EXERCISE AIM: Omit every image, and transcribe the remaining entries exactly as given.

MATERIALS PROVIDED:
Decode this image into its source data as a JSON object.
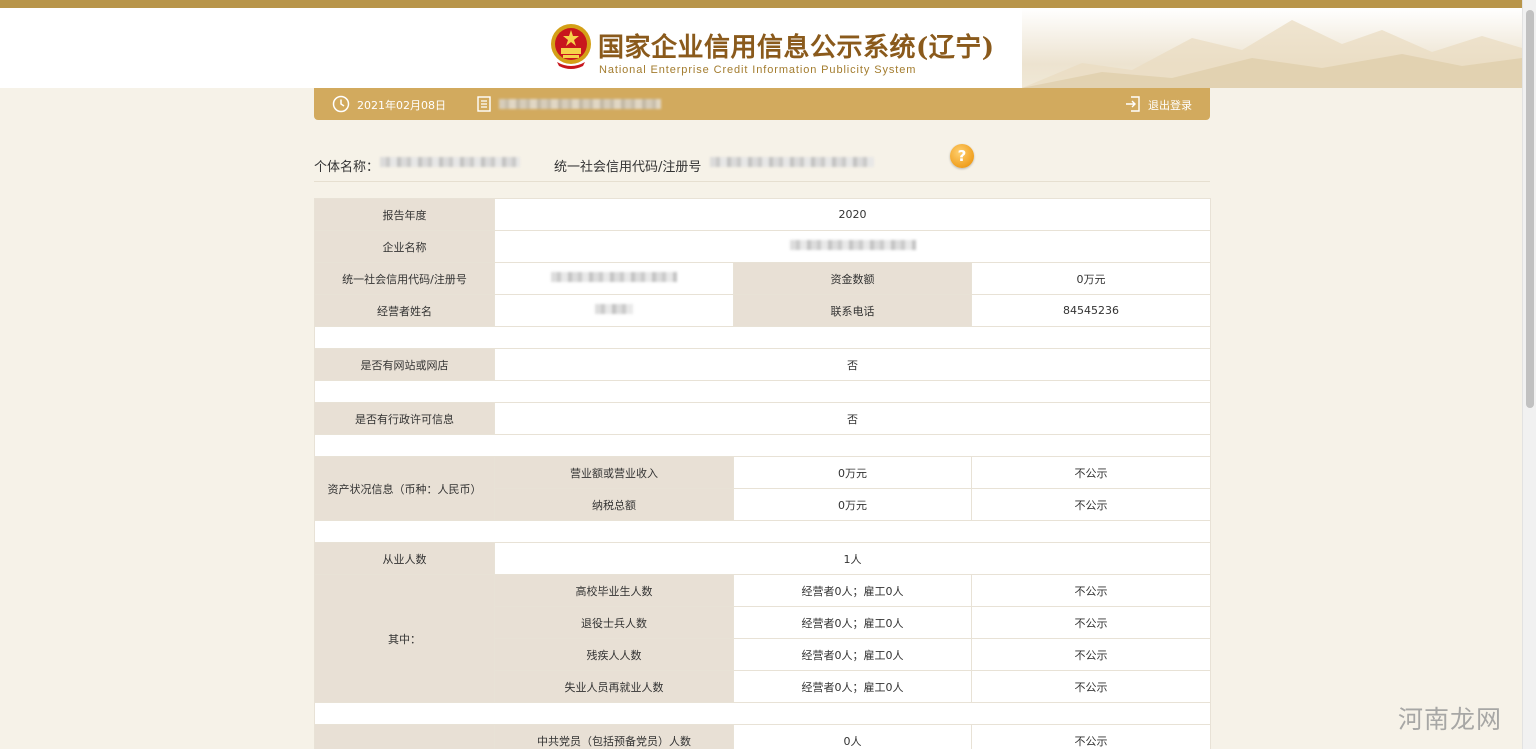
{
  "header": {
    "title_cn": "国家企业信用信息公示系统(辽宁)",
    "title_en": "National Enterprise Credit Information Publicity System"
  },
  "toolbar": {
    "date": "2021年02月08日",
    "logout_label": "退出登录"
  },
  "info": {
    "name_label": "个体名称：",
    "code_label": "统一社会信用代码/注册号",
    "help_glyph": "?"
  },
  "report": {
    "year_label": "报告年度",
    "year_value": "2020",
    "company_label": "企业名称",
    "code_label": "统一社会信用代码/注册号",
    "capital_label": "资金数额",
    "capital_value": "0万元",
    "operator_label": "经营者姓名",
    "phone_label": "联系电话",
    "phone_value": "84545236",
    "website_label": "是否有网站或网店",
    "website_value": "否",
    "license_label": "是否有行政许可信息",
    "license_value": "否",
    "assets_label": "资产状况信息（币种：人民币）",
    "revenue_label": "营业额或营业收入",
    "revenue_value": "0万元",
    "revenue_public": "不公示",
    "tax_label": "纳税总额",
    "tax_value": "0万元",
    "tax_public": "不公示",
    "employees_label": "从业人数",
    "employees_value": "1人",
    "among_label": "其中：",
    "sub_rows": [
      {
        "label": "高校毕业生人数",
        "value": "经营者0人；雇工0人",
        "public": "不公示"
      },
      {
        "label": "退役士兵人数",
        "value": "经营者0人；雇工0人",
        "public": "不公示"
      },
      {
        "label": "残疾人人数",
        "value": "经营者0人；雇工0人",
        "public": "不公示"
      },
      {
        "label": "失业人员再就业人数",
        "value": "经营者0人；雇工0人",
        "public": "不公示"
      }
    ],
    "party_label": "中共党员（包括预备党员）人数",
    "party_value": "0人",
    "party_public": "不公示"
  },
  "watermark": "河南龙网"
}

WRITTEN SOLUTION:
Decode this image into its source data as a JSON object.
{
  "header": {
    "title_cn": "国家企业信用信息公示系统(辽宁)",
    "title_en": "National Enterprise Credit Information Publicity System"
  },
  "toolbar": {
    "date": "2021年02月08日",
    "logout_label": "退出登录"
  },
  "info": {
    "name_label": "个体名称：",
    "code_label": "统一社会信用代码/注册号",
    "help_glyph": "?"
  },
  "report": {
    "year_label": "报告年度",
    "year_value": "2020",
    "company_label": "企业名称",
    "code_label": "统一社会信用代码/注册号",
    "capital_label": "资金数额",
    "capital_value": "0万元",
    "operator_label": "经营者姓名",
    "phone_label": "联系电话",
    "phone_value": "84545236",
    "website_label": "是否有网站或网店",
    "website_value": "否",
    "license_label": "是否有行政许可信息",
    "license_value": "否",
    "assets_label": "资产状况信息（币种：人民币）",
    "revenue_label": "营业额或营业收入",
    "revenue_value": "0万元",
    "revenue_public": "不公示",
    "tax_label": "纳税总额",
    "tax_value": "0万元",
    "tax_public": "不公示",
    "employees_label": "从业人数",
    "employees_value": "1人",
    "among_label": "其中：",
    "sub_rows": [
      {
        "label": "高校毕业生人数",
        "value": "经营者0人；雇工0人",
        "public": "不公示"
      },
      {
        "label": "退役士兵人数",
        "value": "经营者0人；雇工0人",
        "public": "不公示"
      },
      {
        "label": "残疾人人数",
        "value": "经营者0人；雇工0人",
        "public": "不公示"
      },
      {
        "label": "失业人员再就业人数",
        "value": "经营者0人；雇工0人",
        "public": "不公示"
      }
    ],
    "party_label": "中共党员（包括预备党员）人数",
    "party_value": "0人",
    "party_public": "不公示"
  },
  "watermark": "河南龙网"
}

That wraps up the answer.